> _Data excerpts_:
= = = =

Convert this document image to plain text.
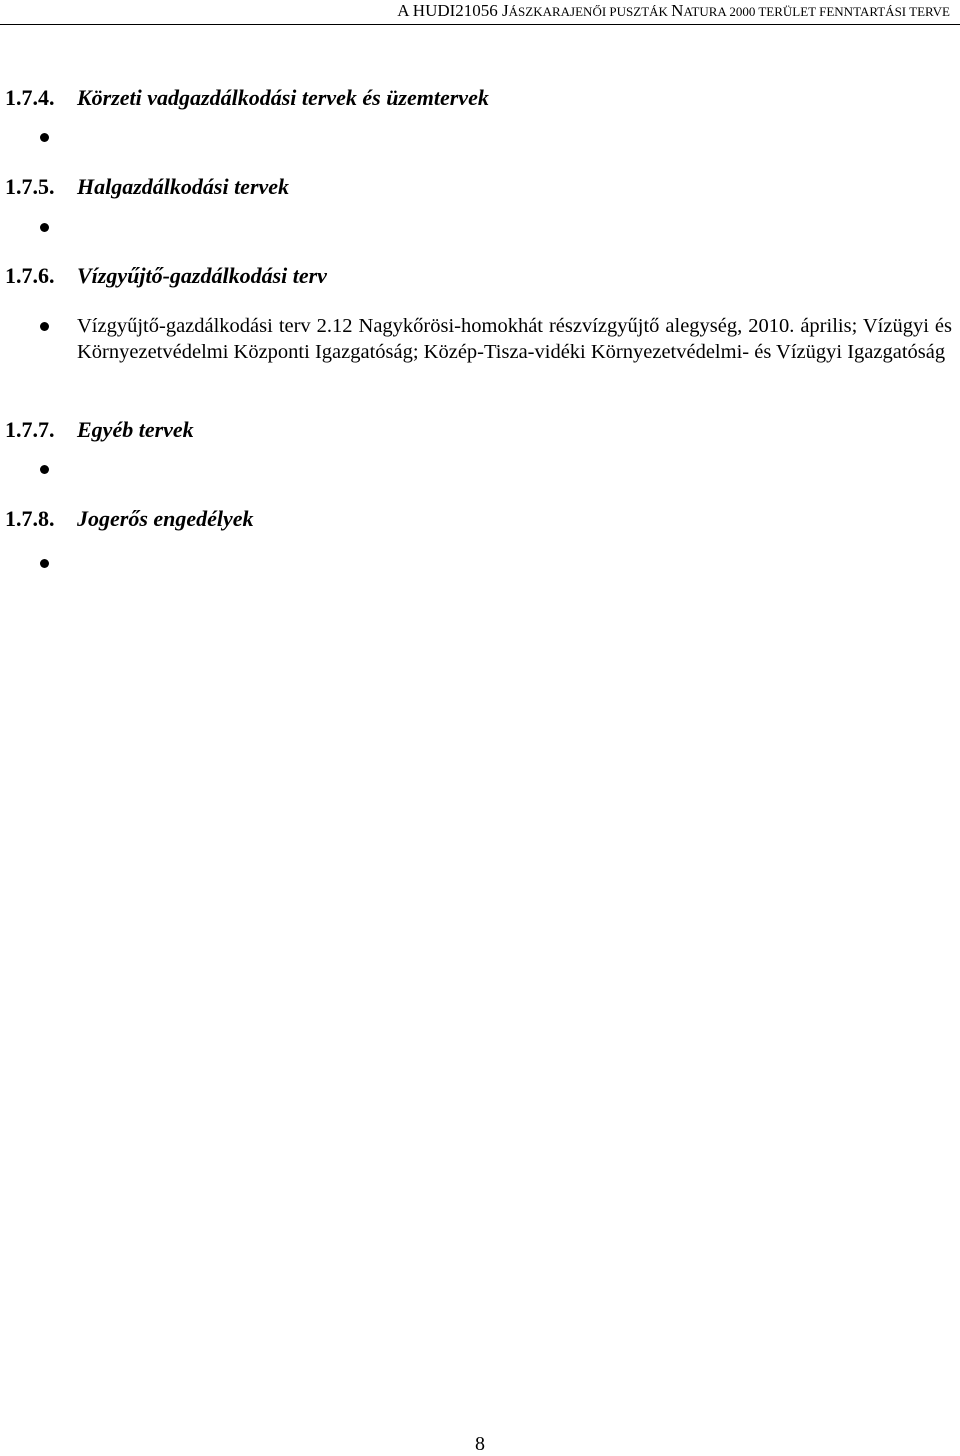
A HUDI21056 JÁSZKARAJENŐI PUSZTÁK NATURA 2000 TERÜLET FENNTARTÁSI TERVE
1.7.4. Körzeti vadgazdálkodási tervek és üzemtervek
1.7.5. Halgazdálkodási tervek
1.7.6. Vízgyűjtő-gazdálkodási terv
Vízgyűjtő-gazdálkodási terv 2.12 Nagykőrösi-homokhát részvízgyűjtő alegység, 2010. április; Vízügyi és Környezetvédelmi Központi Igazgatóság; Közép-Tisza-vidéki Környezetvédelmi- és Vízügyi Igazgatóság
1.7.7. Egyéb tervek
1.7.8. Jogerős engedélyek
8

= = = =

> _INSTRUCTIONS FOR THE TASK_:
Check every line of the data, and copy the ones that contain "Vízgyűjtő".

> _COMPLETED TASK_:
1.7.6. Vízgyűjtő-gazdálkodási terv
Vízgyűjtő-gazdálkodási terv 2.12 Nagykőrösi-homokhát részvízgyűjtő alegység, 2010. április; Vízügyi és Környezetvédelmi Központi Igazgatóság; Közép-Tisza-vidéki Környezetvédelmi- és Vízügyi Igazgatóság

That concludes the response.